• Dataset extract:
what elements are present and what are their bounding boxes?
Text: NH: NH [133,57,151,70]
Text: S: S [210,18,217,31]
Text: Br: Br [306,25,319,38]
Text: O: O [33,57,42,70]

• Task: Rewrite the records above, changing "present" to "shown" and leaving everything else unchanged.

• Task result:
what elements are shown and what are their bounding boxes?
Text: NH: NH [133,57,151,70]
Text: S: S [210,18,217,31]
Text: Br: Br [306,25,319,38]
Text: O: O [33,57,42,70]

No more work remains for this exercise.